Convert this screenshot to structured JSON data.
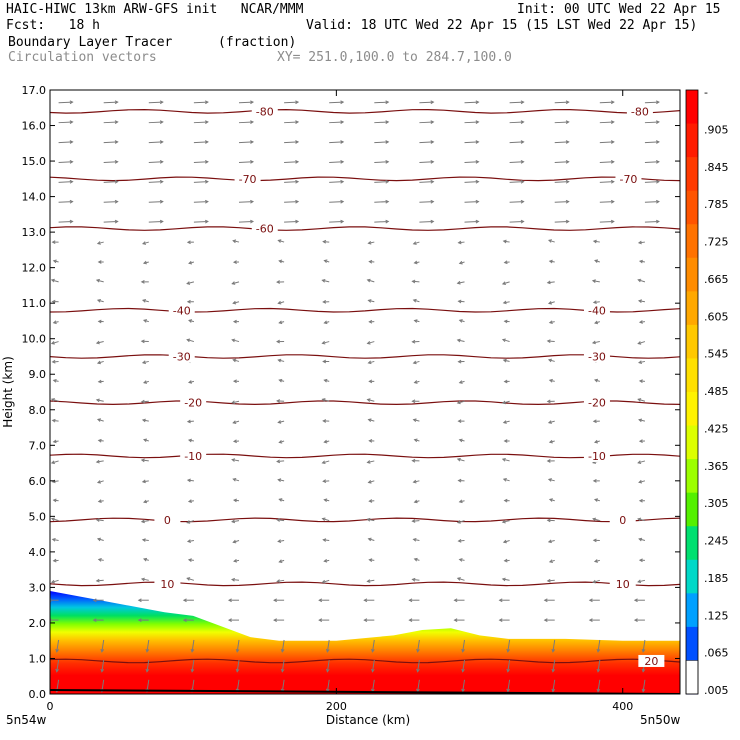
{
  "header": {
    "model": "HAIC-HIWC 13km ARW-GFS init   NCAR/MMM",
    "init": "Init: 00 UTC Wed 22 Apr 15",
    "fcst": "Fcst:   18 h",
    "valid": "Valid: 18 UTC Wed 22 Apr 15 (15 LST Wed 22 Apr 15)",
    "field": "Boundary Layer Tracer",
    "units": "(fraction)",
    "vectors": "Circulation vectors",
    "xy": "XY= 251.0,100.0 to 284.7,100.0"
  },
  "chart_data": {
    "type": "heatmap",
    "title": "Boundary Layer Tracer",
    "units": "(fraction)",
    "xlabel": "Distance (km)",
    "ylabel": "Height (km)",
    "xlim": [
      0,
      440
    ],
    "ylim": [
      0,
      17
    ],
    "x_ticks": [
      "0",
      "200",
      "400"
    ],
    "x_end_labels": [
      "5n54w",
      "5n50w"
    ],
    "y_ticks": [
      "0.0",
      "1.0",
      "2.0",
      "3.0",
      "4.0",
      "5.0",
      "6.0",
      "7.0",
      "8.0",
      "9.0",
      "10.0",
      "11.0",
      "12.0",
      "13.0",
      "14.0",
      "15.0",
      "16.0",
      "17.0"
    ],
    "colorbar": {
      "labels": [
        "-",
        ".905",
        ".845",
        ".785",
        ".725",
        ".665",
        ".605",
        ".545",
        ".485",
        ".425",
        ".365",
        ".305",
        ".245",
        ".185",
        ".125",
        ".065",
        ".005"
      ],
      "colors": [
        "#ffffff",
        "#ff0000",
        "#ff1c00",
        "#ff3a00",
        "#ff5400",
        "#ff7200",
        "#ff8c00",
        "#ffa800",
        "#ffc800",
        "#ffe000",
        "#fff200",
        "#dcff00",
        "#9cff00",
        "#54f000",
        "#00e070",
        "#00d8c8",
        "#00a0ff",
        "#0050ff",
        "#0000ff"
      ]
    },
    "tracer_top_km": {
      "x": [
        0,
        40,
        80,
        100,
        120,
        140,
        160,
        200,
        240,
        260,
        280,
        300,
        320,
        360,
        400,
        440
      ],
      "y": [
        2.9,
        2.6,
        2.3,
        2.2,
        1.9,
        1.6,
        1.5,
        1.5,
        1.65,
        1.8,
        1.85,
        1.65,
        1.55,
        1.55,
        1.5,
        1.5
      ]
    },
    "temperature_contours": {
      "levels": [
        20,
        10,
        0,
        -10,
        -20,
        -30,
        -40,
        -60,
        -70,
        -80
      ],
      "labels": [
        {
          "level": "20",
          "x": [
            420
          ],
          "y": [
            0.93
          ]
        },
        {
          "level": "10",
          "x": [
            82,
            400
          ],
          "y": [
            3.1,
            3.1
          ]
        },
        {
          "level": "0",
          "x": [
            82,
            400
          ],
          "y": [
            4.9,
            4.9
          ]
        },
        {
          "level": "-10",
          "x": [
            100,
            382
          ],
          "y": [
            6.7,
            6.7
          ]
        },
        {
          "level": "-20",
          "x": [
            100,
            382
          ],
          "y": [
            8.2,
            8.2
          ]
        },
        {
          "level": "-30",
          "x": [
            92,
            382
          ],
          "y": [
            9.5,
            9.5
          ]
        },
        {
          "level": "-40",
          "x": [
            92,
            382
          ],
          "y": [
            10.8,
            10.8
          ]
        },
        {
          "level": "-60",
          "x": [
            150
          ],
          "y": [
            13.1
          ]
        },
        {
          "level": "-70",
          "x": [
            138,
            404
          ],
          "y": [
            14.5,
            14.5
          ]
        },
        {
          "level": "-80",
          "x": [
            150,
            412
          ],
          "y": [
            16.4,
            16.4
          ]
        }
      ]
    },
    "grid": false,
    "legend": "colorbar-right"
  }
}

▬▬▬

- Directions for this task: The data above should be repeated exactly, minus any pictures.

- Result:
Convert this screenshot to structured JSON data.
{
  "header": {
    "model": "HAIC-HIWC 13km ARW-GFS init   NCAR/MMM",
    "init": "Init: 00 UTC Wed 22 Apr 15",
    "fcst": "Fcst:   18 h",
    "valid": "Valid: 18 UTC Wed 22 Apr 15 (15 LST Wed 22 Apr 15)",
    "field": "Boundary Layer Tracer",
    "units": "(fraction)",
    "vectors": "Circulation vectors",
    "xy": "XY= 251.0,100.0 to 284.7,100.0"
  },
  "chart_data": {
    "type": "heatmap",
    "title": "Boundary Layer Tracer",
    "units": "(fraction)",
    "xlabel": "Distance (km)",
    "ylabel": "Height (km)",
    "xlim": [
      0,
      440
    ],
    "ylim": [
      0,
      17
    ],
    "x_ticks": [
      "0",
      "200",
      "400"
    ],
    "x_end_labels": [
      "5n54w",
      "5n50w"
    ],
    "y_ticks": [
      "0.0",
      "1.0",
      "2.0",
      "3.0",
      "4.0",
      "5.0",
      "6.0",
      "7.0",
      "8.0",
      "9.0",
      "10.0",
      "11.0",
      "12.0",
      "13.0",
      "14.0",
      "15.0",
      "16.0",
      "17.0"
    ],
    "colorbar": {
      "labels": [
        "-",
        ".905",
        ".845",
        ".785",
        ".725",
        ".665",
        ".605",
        ".545",
        ".485",
        ".425",
        ".365",
        ".305",
        ".245",
        ".185",
        ".125",
        ".065",
        ".005"
      ],
      "colors": [
        "#ffffff",
        "#ff0000",
        "#ff1c00",
        "#ff3a00",
        "#ff5400",
        "#ff7200",
        "#ff8c00",
        "#ffa800",
        "#ffc800",
        "#ffe000",
        "#fff200",
        "#dcff00",
        "#9cff00",
        "#54f000",
        "#00e070",
        "#00d8c8",
        "#00a0ff",
        "#0050ff",
        "#0000ff"
      ]
    },
    "tracer_top_km": {
      "x": [
        0,
        40,
        80,
        100,
        120,
        140,
        160,
        200,
        240,
        260,
        280,
        300,
        320,
        360,
        400,
        440
      ],
      "y": [
        2.9,
        2.6,
        2.3,
        2.2,
        1.9,
        1.6,
        1.5,
        1.5,
        1.65,
        1.8,
        1.85,
        1.65,
        1.55,
        1.55,
        1.5,
        1.5
      ]
    },
    "temperature_contours": {
      "levels": [
        20,
        10,
        0,
        -10,
        -20,
        -30,
        -40,
        -60,
        -70,
        -80
      ],
      "labels": [
        {
          "level": "20",
          "x": [
            420
          ],
          "y": [
            0.93
          ]
        },
        {
          "level": "10",
          "x": [
            82,
            400
          ],
          "y": [
            3.1,
            3.1
          ]
        },
        {
          "level": "0",
          "x": [
            82,
            400
          ],
          "y": [
            4.9,
            4.9
          ]
        },
        {
          "level": "-10",
          "x": [
            100,
            382
          ],
          "y": [
            6.7,
            6.7
          ]
        },
        {
          "level": "-20",
          "x": [
            100,
            382
          ],
          "y": [
            8.2,
            8.2
          ]
        },
        {
          "level": "-30",
          "x": [
            92,
            382
          ],
          "y": [
            9.5,
            9.5
          ]
        },
        {
          "level": "-40",
          "x": [
            92,
            382
          ],
          "y": [
            10.8,
            10.8
          ]
        },
        {
          "level": "-60",
          "x": [
            150
          ],
          "y": [
            13.1
          ]
        },
        {
          "level": "-70",
          "x": [
            138,
            404
          ],
          "y": [
            14.5,
            14.5
          ]
        },
        {
          "level": "-80",
          "x": [
            150,
            412
          ],
          "y": [
            16.4,
            16.4
          ]
        }
      ]
    },
    "grid": false,
    "legend": "colorbar-right"
  }
}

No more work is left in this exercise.